§ **WHAT YOU NEED TO DO**
Copy out all of the material, matching it word for word.
** start DATASET ENTRIES **
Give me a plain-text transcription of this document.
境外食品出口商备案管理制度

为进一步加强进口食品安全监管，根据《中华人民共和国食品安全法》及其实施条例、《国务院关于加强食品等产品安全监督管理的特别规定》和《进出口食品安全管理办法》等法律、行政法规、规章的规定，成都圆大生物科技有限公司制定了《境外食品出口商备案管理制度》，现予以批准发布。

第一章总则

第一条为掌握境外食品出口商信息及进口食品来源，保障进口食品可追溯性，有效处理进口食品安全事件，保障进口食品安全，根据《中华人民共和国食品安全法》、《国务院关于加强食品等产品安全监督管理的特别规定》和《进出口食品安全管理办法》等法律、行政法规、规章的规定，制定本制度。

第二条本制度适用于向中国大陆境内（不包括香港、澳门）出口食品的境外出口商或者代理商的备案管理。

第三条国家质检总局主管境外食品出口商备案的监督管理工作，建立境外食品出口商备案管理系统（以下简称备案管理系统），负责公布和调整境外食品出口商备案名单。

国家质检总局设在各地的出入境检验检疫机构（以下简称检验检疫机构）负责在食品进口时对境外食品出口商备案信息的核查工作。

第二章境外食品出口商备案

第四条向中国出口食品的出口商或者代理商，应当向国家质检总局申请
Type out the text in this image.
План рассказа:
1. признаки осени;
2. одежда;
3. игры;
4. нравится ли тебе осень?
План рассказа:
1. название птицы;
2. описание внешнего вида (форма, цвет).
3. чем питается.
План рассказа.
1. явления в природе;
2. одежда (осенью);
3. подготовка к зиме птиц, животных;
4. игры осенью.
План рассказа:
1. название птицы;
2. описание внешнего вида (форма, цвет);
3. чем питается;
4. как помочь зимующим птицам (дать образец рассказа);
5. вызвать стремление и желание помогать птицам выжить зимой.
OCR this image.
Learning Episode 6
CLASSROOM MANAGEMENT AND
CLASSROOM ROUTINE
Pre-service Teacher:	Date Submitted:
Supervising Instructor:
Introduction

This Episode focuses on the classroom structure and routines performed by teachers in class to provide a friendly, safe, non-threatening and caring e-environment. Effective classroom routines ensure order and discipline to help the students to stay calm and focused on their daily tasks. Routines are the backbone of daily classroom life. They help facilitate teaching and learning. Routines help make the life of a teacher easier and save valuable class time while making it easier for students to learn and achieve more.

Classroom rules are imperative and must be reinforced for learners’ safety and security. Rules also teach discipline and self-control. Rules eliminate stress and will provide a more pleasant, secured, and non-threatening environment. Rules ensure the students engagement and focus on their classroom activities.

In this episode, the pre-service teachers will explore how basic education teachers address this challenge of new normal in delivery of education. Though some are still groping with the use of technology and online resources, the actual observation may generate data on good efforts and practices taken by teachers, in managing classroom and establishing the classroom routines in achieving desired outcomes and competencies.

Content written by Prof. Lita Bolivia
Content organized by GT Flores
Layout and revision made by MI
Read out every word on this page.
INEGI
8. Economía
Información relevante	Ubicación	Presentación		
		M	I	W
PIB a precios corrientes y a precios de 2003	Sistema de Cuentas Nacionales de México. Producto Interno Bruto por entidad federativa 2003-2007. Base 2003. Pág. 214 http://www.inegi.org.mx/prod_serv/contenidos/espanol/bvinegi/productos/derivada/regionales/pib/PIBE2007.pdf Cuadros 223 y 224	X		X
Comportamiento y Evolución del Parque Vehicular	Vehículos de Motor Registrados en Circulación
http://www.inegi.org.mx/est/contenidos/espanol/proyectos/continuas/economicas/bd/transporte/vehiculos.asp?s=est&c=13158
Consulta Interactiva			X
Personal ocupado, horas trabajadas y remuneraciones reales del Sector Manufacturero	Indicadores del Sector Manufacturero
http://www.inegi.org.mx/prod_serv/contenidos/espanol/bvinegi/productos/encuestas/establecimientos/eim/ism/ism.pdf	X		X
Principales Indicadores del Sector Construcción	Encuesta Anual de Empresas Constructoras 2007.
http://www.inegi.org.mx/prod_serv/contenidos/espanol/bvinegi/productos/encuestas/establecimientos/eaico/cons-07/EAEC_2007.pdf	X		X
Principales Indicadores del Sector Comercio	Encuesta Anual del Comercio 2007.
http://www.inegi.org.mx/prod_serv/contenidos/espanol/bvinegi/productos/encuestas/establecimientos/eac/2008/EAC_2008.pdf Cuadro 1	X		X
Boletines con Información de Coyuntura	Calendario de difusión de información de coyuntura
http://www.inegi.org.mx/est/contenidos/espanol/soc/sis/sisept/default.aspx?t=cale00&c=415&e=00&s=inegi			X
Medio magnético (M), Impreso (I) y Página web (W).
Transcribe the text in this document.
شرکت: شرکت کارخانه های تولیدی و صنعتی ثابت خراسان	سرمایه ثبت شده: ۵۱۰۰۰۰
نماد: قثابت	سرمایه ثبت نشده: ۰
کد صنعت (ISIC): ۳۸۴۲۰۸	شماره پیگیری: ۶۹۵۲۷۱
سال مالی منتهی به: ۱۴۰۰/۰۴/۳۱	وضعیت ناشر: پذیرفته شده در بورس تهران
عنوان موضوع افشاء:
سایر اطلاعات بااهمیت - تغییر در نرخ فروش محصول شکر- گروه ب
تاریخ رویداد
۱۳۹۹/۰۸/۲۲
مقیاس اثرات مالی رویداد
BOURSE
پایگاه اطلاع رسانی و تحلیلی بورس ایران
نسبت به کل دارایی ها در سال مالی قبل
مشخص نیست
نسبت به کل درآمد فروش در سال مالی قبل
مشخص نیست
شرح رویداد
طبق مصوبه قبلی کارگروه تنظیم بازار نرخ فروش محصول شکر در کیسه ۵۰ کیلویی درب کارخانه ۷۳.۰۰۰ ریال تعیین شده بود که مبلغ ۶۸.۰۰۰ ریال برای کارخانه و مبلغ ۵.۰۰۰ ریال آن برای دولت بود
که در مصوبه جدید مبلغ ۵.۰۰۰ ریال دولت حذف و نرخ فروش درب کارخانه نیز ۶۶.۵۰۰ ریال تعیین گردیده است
** end DATASET ENTRIES **
§ **EXERCISE RESPONSE**
Give me a plain-text transcription of this document.
境外食品出口商备案管理制度

为进一步加强进口食品安全监管，根据《中华人民共和国食品安全法》及其实施条例、《国务院关于加强食品等产品安全监督管理的特别规定》和《进出口食品安全管理办法》等法律、行政法规、规章的规定，成都圆大生物科技有限公司制定了《境外食品出口商备案管理制度》，现予以批准发布。

第一章总则

第一条为掌握境外食品出口商信息及进口食品来源，保障进口食品可追溯性，有效处理进口食品安全事件，保障进口食品安全，根据《中华人民共和国食品安全法》、《国务院关于加强食品等产品安全监督管理的特别规定》和《进出口食品安全管理办法》等法律、行政法规、规章的规定，制定本制度。

第二条本制度适用于向中国大陆境内（不包括香港、澳门）出口食品的境外出口商或者代理商的备案管理。

第三条国家质检总局主管境外食品出口商备案的监督管理工作，建立境外食品出口商备案管理系统（以下简称备案管理系统），负责公布和调整境外食品出口商备案名单。

国家质检总局设在各地的出入境检验检疫机构（以下简称检验检疫机构）负责在食品进口时对境外食品出口商备案信息的核查工作。

第二章境外食品出口商备案

第四条向中国出口食品的出口商或者代理商，应当向国家质检总局申请
Type out the text in this image.
План рассказа:
1. признаки осени;
2. одежда;
3. игры;
4. нравится ли тебе осень?
План рассказа:
1. название птицы;
2. описание внешнего вида (форма, цвет).
3. чем питается.
План рассказа.
1. явления в природе;
2. одежда (осенью);
3. подготовка к зиме птиц, животных;
4. игры осенью.
План рассказа:
1. название птицы;
2. описание внешнего вида (форма, цвет);
3. чем питается;
4. как помочь зимующим птицам (дать образец рассказа);
5. вызвать стремление и желание помогать птицам выжить зимой.
OCR this image.
Learning Episode 6
CLASSROOM MANAGEMENT AND
CLASSROOM ROUTINE
Pre-service Teacher:	Date Submitted:
Supervising Instructor:
Introduction

This Episode focuses on the classroom structure and routines performed by teachers in class to provide a friendly, safe, non-threatening and caring e-environment. Effective classroom routines ensure order and discipline to help the students to stay calm and focused on their daily tasks. Routines are the backbone of daily classroom life. They help facilitate teaching and learning. Routines help make the life of a teacher easier and save valuable class time while making it easier for students to learn and achieve more.

Classroom rules are imperative and must be reinforced for learners’ safety and security. Rules also teach discipline and self-control. Rules eliminate stress and will provide a more pleasant, secured, and non-threatening environment. Rules ensure the students engagement and focus on their classroom activities.

In this episode, the pre-service teachers will explore how basic education teachers address this challenge of new normal in delivery of education. Though some are still groping with the use of technology and online resources, the actual observation may generate data on good efforts and practices taken by teachers, in managing classroom and establishing the classroom routines in achieving desired outcomes and competencies.

Content written by Prof. Lita Bolivia
Content organized by GT Flores
Layout and revision made by MI
Read out every word on this page.
INEGI
8. Economía
Información relevante	Ubicación	Presentación		
		M	I	W
PIB a precios corrientes y a precios de 2003	Sistema de Cuentas Nacionales de México. Producto Interno Bruto por entidad federativa 2003-2007. Base 2003. Pág. 214 http://www.inegi.org.mx/prod_serv/contenidos/espanol/bvinegi/productos/derivada/regionales/pib/PIBE2007.pdf Cuadros 223 y 224	X		X
Comportamiento y Evolución del Parque Vehicular	Vehículos de Motor Registrados en Circulación
http://www.inegi.org.mx/est/contenidos/espanol/proyectos/continuas/economicas/bd/transporte/vehiculos.asp?s=est&c=13158
Consulta Interactiva			X
Personal ocupado, horas trabajadas y remuneraciones reales del Sector Manufacturero	Indicadores del Sector Manufacturero
http://www.inegi.org.mx/prod_serv/contenidos/espanol/bvinegi/productos/encuestas/establecimientos/eim/ism/ism.pdf	X		X
Principales Indicadores del Sector Construcción	Encuesta Anual de Empresas Constructoras 2007.
http://www.inegi.org.mx/prod_serv/contenidos/espanol/bvinegi/productos/encuestas/establecimientos/eaico/cons-07/EAEC_2007.pdf	X		X
Principales Indicadores del Sector Comercio	Encuesta Anual del Comercio 2007.
http://www.inegi.org.mx/prod_serv/contenidos/espanol/bvinegi/productos/encuestas/establecimientos/eac/2008/EAC_2008.pdf Cuadro 1	X		X
Boletines con Información de Coyuntura	Calendario de difusión de información de coyuntura
http://www.inegi.org.mx/est/contenidos/espanol/soc/sis/sisept/default.aspx?t=cale00&c=415&e=00&s=inegi			X
Medio magnético (M), Impreso (I) y Página web (W).
Transcribe the text in this document.
شرکت: شرکت کارخانه های تولیدی و صنعتی ثابت خراسان	سرمایه ثبت شده: ۵۱۰۰۰۰
نماد: قثابت	سرمایه ثبت نشده: ۰
کد صنعت (ISIC): ۳۸۴۲۰۸	شماره پیگیری: ۶۹۵۲۷۱
سال مالی منتهی به: ۱۴۰۰/۰۴/۳۱	وضعیت ناشر: پذیرفته شده در بورس تهران
عنوان موضوع افشاء:
سایر اطلاعات بااهمیت - تغییر در نرخ فروش محصول شکر- گروه ب
تاریخ رویداد
۱۳۹۹/۰۸/۲۲
مقیاس اثرات مالی رویداد
BOURSE
پایگاه اطلاع رسانی و تحلیلی بورس ایران
نسبت به کل دارایی ها در سال مالی قبل
مشخص نیست
نسبت به کل درآمد فروش در سال مالی قبل
مشخص نیست
شرح رویداد
طبق مصوبه قبلی کارگروه تنظیم بازار نرخ فروش محصول شکر در کیسه ۵۰ کیلویی درب کارخانه ۷۳.۰۰۰ ریال تعیین شده بود که مبلغ ۶۸.۰۰۰ ریال برای کارخانه و مبلغ ۵.۰۰۰ ریال آن برای دولت بود
که در مصوبه جدید مبلغ ۵.۰۰۰ ریال دولت حذف و نرخ فروش درب کارخانه نیز ۶۶.۵۰۰ ریال تعیین گردیده است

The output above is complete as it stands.